— Problem to work on —
Your task is to repeat all of the material exactly.

(Stored records)
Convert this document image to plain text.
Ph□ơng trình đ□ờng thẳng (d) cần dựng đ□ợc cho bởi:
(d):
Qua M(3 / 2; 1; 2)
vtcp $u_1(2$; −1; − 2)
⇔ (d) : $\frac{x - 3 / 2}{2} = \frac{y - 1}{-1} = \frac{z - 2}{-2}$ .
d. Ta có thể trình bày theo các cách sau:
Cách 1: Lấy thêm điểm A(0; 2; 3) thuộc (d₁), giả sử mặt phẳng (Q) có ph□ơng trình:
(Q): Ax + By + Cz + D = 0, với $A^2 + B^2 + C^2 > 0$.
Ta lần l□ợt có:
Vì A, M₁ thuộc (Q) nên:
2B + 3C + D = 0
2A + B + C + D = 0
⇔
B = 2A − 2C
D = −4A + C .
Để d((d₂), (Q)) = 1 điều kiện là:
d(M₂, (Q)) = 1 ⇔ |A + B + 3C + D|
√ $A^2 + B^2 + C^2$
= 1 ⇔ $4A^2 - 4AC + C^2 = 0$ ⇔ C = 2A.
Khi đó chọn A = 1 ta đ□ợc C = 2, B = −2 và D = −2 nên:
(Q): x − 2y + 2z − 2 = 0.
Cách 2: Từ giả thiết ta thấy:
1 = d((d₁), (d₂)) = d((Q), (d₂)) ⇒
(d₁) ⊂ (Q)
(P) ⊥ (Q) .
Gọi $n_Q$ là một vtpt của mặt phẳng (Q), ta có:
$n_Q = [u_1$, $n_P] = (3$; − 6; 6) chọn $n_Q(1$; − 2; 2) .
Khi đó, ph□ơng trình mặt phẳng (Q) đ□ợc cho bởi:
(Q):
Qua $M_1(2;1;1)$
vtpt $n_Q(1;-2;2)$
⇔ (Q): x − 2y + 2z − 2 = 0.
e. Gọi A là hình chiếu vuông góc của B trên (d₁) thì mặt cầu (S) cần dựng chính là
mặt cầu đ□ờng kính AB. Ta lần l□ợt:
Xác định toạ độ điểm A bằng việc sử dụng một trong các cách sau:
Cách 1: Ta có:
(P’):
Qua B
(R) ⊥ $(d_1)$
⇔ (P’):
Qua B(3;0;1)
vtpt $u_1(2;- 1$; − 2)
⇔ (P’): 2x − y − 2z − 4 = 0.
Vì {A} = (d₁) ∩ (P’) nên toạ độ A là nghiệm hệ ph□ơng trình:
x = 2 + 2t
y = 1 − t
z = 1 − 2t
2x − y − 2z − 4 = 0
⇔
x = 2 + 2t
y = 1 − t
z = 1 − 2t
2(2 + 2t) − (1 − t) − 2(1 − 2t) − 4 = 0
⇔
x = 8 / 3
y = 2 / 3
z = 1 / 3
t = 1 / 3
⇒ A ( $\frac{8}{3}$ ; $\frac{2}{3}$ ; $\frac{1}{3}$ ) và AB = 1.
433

— Expected answer —
Convert this document image to plain text.
Ph□ơng trình đ□ờng thẳng (d) cần dựng đ□ợc cho bởi:
(d):
Qua M(3 / 2; 1; 2)
vtcp $u_1(2$; −1; − 2)
⇔ (d) : $\frac{x - 3 / 2}{2} = \frac{y - 1}{-1} = \frac{z - 2}{-2}$ .
d. Ta có thể trình bày theo các cách sau:
Cách 1: Lấy thêm điểm A(0; 2; 3) thuộc (d₁), giả sử mặt phẳng (Q) có ph□ơng trình:
(Q): Ax + By + Cz + D = 0, với $A^2 + B^2 + C^2 > 0$.
Ta lần l□ợt có:
Vì A, M₁ thuộc (Q) nên:
2B + 3C + D = 0
2A + B + C + D = 0
⇔
B = 2A − 2C
D = −4A + C .
Để d((d₂), (Q)) = 1 điều kiện là:
d(M₂, (Q)) = 1 ⇔ |A + B + 3C + D|
√ $A^2 + B^2 + C^2$
= 1 ⇔ $4A^2 - 4AC + C^2 = 0$ ⇔ C = 2A.
Khi đó chọn A = 1 ta đ□ợc C = 2, B = −2 và D = −2 nên:
(Q): x − 2y + 2z − 2 = 0.
Cách 2: Từ giả thiết ta thấy:
1 = d((d₁), (d₂)) = d((Q), (d₂)) ⇒
(d₁) ⊂ (Q)
(P) ⊥ (Q) .
Gọi $n_Q$ là một vtpt của mặt phẳng (Q), ta có:
$n_Q = [u_1$, $n_P] = (3$; − 6; 6) chọn $n_Q(1$; − 2; 2) .
Khi đó, ph□ơng trình mặt phẳng (Q) đ□ợc cho bởi:
(Q):
Qua $M_1(2;1;1)$
vtpt $n_Q(1;-2;2)$
⇔ (Q): x − 2y + 2z − 2 = 0.
e. Gọi A là hình chiếu vuông góc của B trên (d₁) thì mặt cầu (S) cần dựng chính là
mặt cầu đ□ờng kính AB. Ta lần l□ợt:
Xác định toạ độ điểm A bằng việc sử dụng một trong các cách sau:
Cách 1: Ta có:
(P’):
Qua B
(R) ⊥ $(d_1)$
⇔ (P’):
Qua B(3;0;1)
vtpt $u_1(2;- 1$; − 2)
⇔ (P’): 2x − y − 2z − 4 = 0.
Vì {A} = (d₁) ∩ (P’) nên toạ độ A là nghiệm hệ ph□ơng trình:
x = 2 + 2t
y = 1 − t
z = 1 − 2t
2x − y − 2z − 4 = 0
⇔
x = 2 + 2t
y = 1 − t
z = 1 − 2t
2(2 + 2t) − (1 − t) − 2(1 − 2t) − 4 = 0
⇔
x = 8 / 3
y = 2 / 3
z = 1 / 3
t = 1 / 3
⇒ A ( $\frac{8}{3}$ ; $\frac{2}{3}$ ; $\frac{1}{3}$ ) và AB = 1.
433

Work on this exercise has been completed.